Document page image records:

━━━━━━━━━━━━━━━━━━━━

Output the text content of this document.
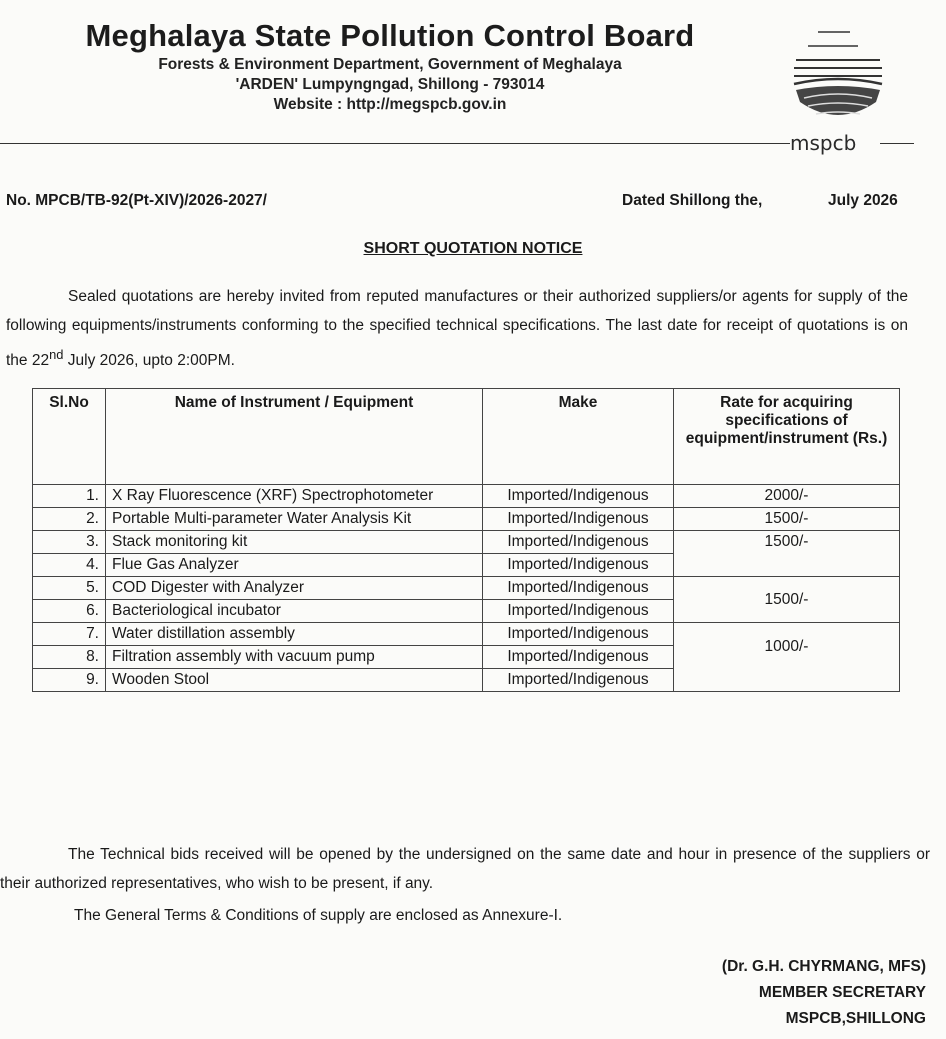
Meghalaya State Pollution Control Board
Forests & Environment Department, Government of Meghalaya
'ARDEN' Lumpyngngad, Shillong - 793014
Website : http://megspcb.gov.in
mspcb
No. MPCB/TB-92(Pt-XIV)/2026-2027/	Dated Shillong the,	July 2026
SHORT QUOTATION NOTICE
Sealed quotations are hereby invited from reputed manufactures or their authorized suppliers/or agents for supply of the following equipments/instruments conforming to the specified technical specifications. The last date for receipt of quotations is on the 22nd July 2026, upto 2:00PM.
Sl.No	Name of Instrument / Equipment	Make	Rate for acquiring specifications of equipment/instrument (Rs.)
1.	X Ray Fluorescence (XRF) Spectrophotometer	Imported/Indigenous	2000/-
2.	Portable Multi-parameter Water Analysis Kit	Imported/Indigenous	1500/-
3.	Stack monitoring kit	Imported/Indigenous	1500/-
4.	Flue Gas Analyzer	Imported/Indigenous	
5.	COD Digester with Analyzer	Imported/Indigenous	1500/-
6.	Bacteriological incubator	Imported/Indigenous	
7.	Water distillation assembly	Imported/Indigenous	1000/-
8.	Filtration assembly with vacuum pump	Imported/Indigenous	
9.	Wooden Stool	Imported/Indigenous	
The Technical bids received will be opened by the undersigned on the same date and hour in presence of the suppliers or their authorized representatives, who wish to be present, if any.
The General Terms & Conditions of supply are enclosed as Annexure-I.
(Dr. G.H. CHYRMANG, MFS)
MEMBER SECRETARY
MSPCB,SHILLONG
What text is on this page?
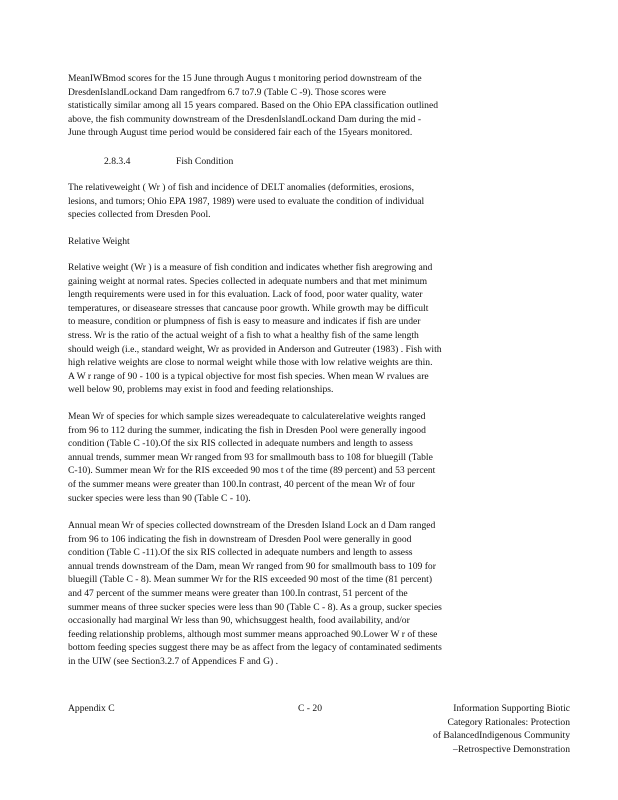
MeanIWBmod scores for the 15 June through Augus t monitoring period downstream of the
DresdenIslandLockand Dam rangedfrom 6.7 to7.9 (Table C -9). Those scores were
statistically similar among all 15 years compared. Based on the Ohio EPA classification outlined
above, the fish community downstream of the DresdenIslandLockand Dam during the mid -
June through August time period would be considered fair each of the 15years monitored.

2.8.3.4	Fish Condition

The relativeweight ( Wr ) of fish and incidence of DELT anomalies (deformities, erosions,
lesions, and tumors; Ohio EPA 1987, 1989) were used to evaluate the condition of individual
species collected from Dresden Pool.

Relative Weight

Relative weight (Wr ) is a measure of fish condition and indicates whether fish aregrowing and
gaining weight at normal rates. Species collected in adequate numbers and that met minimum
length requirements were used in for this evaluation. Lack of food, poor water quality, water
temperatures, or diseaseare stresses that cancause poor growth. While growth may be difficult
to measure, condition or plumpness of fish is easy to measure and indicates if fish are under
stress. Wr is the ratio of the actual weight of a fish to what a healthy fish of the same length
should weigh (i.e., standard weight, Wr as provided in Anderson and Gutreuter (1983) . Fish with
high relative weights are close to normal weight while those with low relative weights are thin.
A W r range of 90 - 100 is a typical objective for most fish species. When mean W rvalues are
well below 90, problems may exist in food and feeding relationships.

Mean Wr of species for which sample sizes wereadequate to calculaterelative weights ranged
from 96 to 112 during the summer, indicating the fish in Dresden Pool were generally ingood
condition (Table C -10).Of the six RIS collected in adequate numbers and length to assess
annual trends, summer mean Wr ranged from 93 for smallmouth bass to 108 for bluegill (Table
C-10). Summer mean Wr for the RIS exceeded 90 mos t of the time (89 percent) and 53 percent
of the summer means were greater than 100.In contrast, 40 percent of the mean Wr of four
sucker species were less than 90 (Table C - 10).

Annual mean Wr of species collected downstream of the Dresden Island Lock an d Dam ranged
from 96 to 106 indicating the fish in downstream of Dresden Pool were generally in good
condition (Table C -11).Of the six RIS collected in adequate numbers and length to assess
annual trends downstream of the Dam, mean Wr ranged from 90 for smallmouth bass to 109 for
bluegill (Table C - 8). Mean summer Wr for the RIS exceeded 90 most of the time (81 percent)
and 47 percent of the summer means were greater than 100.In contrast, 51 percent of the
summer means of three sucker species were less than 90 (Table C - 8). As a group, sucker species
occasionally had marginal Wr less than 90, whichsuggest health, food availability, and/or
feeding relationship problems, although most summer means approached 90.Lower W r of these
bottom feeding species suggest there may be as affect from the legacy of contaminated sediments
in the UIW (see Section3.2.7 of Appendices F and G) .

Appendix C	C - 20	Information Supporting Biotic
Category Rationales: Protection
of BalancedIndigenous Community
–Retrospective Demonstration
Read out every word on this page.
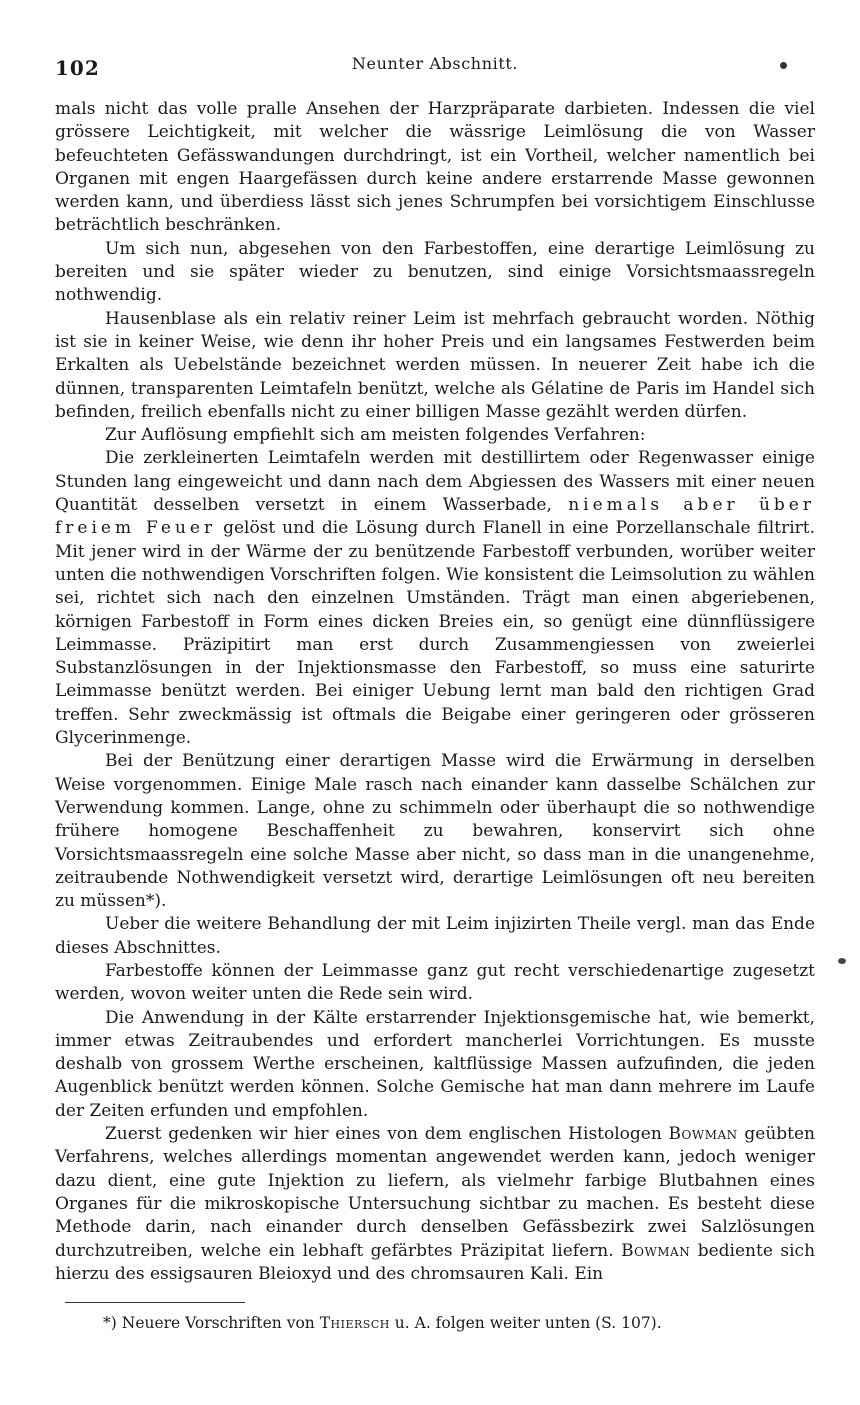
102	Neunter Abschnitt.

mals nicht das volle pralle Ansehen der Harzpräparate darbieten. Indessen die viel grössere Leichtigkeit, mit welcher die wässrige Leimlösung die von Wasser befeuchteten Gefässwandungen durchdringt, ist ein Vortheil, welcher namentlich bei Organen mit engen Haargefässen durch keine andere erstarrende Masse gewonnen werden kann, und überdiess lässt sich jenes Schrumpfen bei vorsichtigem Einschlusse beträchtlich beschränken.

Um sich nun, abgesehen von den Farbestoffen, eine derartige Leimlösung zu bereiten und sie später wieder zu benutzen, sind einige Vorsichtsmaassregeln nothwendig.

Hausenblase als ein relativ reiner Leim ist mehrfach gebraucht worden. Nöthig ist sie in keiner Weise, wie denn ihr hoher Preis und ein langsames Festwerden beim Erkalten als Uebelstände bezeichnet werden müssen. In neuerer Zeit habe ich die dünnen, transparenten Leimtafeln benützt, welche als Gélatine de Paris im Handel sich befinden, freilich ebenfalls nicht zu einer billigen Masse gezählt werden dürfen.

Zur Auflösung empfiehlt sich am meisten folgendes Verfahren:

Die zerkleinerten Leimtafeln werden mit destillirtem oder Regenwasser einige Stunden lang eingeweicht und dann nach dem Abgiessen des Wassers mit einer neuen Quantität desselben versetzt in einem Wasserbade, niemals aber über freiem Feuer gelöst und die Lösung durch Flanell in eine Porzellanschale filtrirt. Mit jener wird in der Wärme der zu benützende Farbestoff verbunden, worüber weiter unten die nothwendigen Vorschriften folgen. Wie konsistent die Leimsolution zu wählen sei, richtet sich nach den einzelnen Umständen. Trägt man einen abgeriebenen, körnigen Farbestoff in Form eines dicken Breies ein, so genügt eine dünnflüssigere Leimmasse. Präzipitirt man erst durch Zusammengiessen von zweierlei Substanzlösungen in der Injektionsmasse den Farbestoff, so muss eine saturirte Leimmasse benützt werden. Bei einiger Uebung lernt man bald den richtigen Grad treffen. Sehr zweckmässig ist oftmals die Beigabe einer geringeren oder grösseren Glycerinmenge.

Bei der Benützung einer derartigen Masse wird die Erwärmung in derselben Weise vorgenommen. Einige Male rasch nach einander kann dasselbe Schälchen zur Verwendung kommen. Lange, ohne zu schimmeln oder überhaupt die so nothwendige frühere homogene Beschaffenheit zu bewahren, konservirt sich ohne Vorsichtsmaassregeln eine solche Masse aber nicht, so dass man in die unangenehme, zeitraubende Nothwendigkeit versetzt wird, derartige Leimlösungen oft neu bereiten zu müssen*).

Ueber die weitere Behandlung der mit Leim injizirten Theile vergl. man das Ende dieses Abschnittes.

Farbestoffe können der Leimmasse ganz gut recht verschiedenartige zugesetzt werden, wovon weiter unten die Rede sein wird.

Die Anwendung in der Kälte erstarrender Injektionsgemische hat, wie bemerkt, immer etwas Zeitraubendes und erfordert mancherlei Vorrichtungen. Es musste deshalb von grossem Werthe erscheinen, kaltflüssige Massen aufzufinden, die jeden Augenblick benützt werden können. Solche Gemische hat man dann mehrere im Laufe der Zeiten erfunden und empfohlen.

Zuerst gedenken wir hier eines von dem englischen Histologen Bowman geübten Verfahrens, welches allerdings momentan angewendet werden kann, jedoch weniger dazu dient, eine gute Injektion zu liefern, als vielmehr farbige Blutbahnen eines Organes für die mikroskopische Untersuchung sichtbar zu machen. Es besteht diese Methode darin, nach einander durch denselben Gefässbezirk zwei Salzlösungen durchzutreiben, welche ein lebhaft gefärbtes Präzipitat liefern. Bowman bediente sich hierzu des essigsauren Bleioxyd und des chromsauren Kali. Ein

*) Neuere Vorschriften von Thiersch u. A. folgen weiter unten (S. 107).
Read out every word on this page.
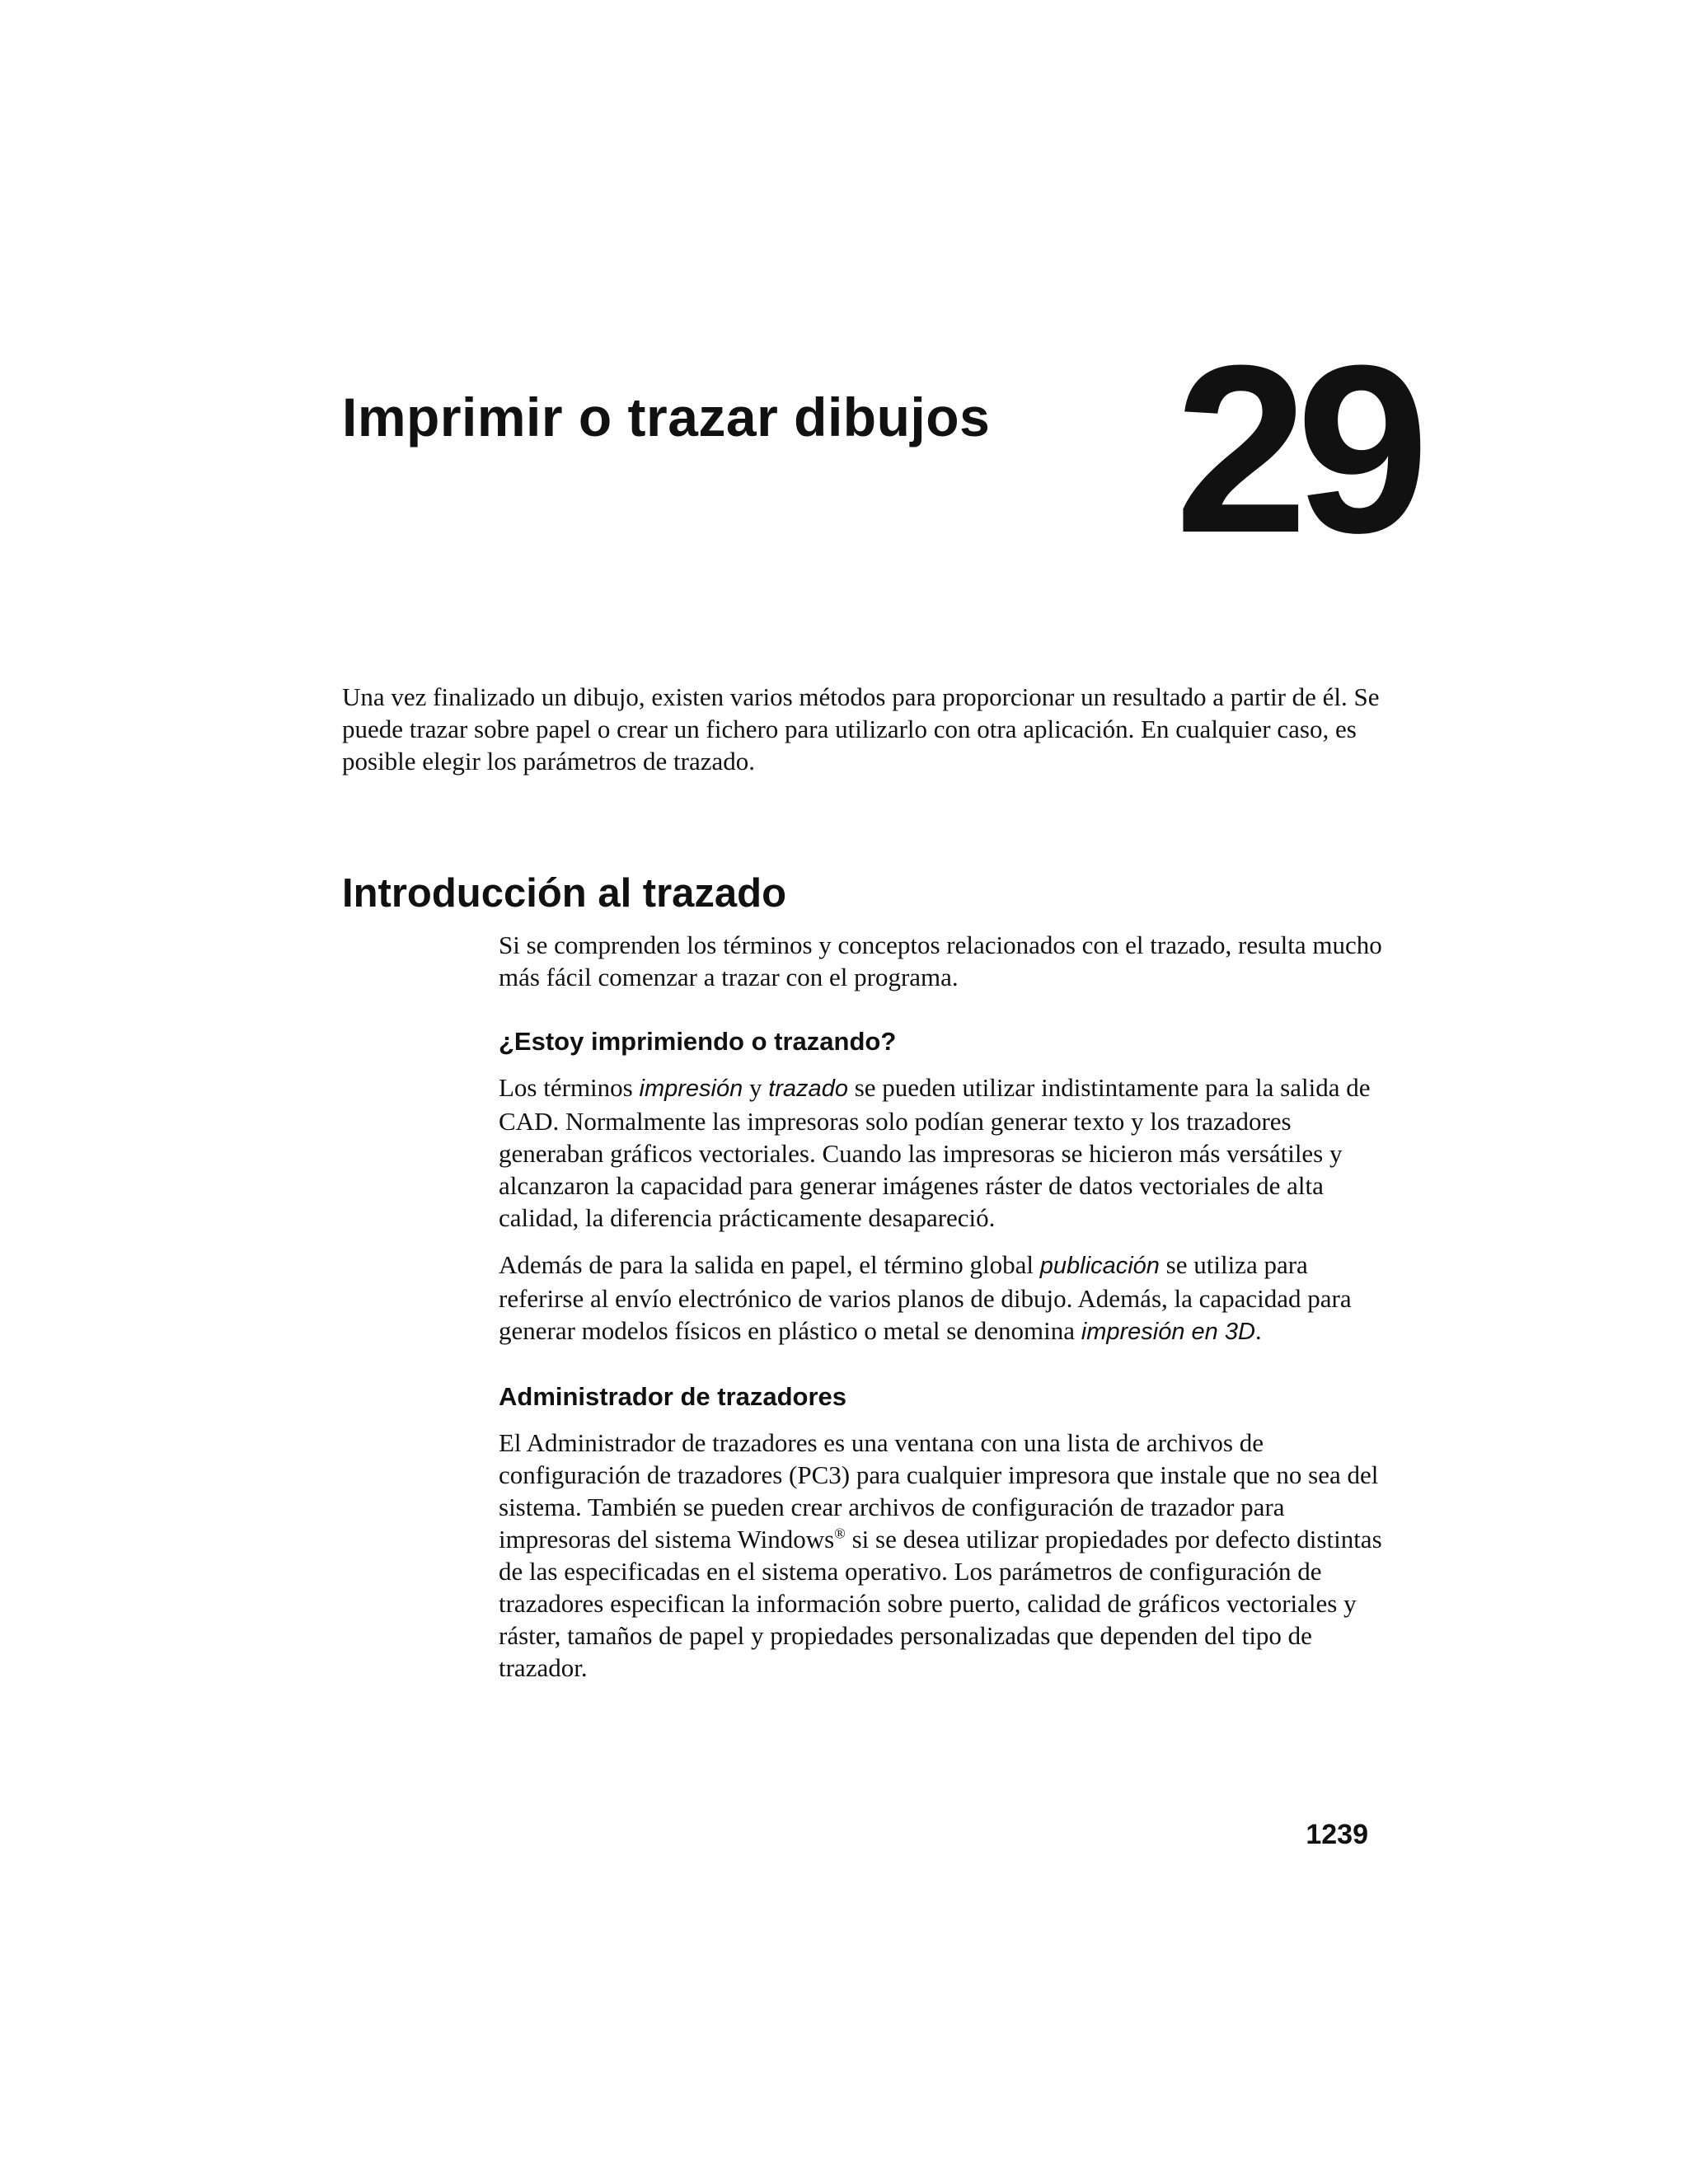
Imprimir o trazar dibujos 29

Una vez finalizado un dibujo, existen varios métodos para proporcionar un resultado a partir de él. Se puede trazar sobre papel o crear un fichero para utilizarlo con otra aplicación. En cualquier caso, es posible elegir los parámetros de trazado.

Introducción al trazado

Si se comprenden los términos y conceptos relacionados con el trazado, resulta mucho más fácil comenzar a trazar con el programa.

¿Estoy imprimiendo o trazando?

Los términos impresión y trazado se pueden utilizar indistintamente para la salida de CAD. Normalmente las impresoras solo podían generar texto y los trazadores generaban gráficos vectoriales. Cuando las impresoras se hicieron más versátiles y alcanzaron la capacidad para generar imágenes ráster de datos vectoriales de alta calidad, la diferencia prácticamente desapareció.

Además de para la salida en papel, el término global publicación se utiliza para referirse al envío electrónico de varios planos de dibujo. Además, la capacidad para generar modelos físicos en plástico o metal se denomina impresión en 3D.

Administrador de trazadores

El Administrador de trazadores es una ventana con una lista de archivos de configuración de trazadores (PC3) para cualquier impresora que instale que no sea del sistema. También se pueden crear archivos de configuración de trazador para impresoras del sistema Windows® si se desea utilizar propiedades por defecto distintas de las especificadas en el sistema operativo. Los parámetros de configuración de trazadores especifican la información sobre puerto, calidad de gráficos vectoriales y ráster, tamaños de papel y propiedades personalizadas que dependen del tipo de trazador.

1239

━━━━━━━━━━━━━━━━━━━━

▶ **EXERCISE DESCRIPTION**: In the data, count the lines that include the string "weights", then give that number and nothing more.

▶ **RESPONSE FOR THIS EXERCISE**: 2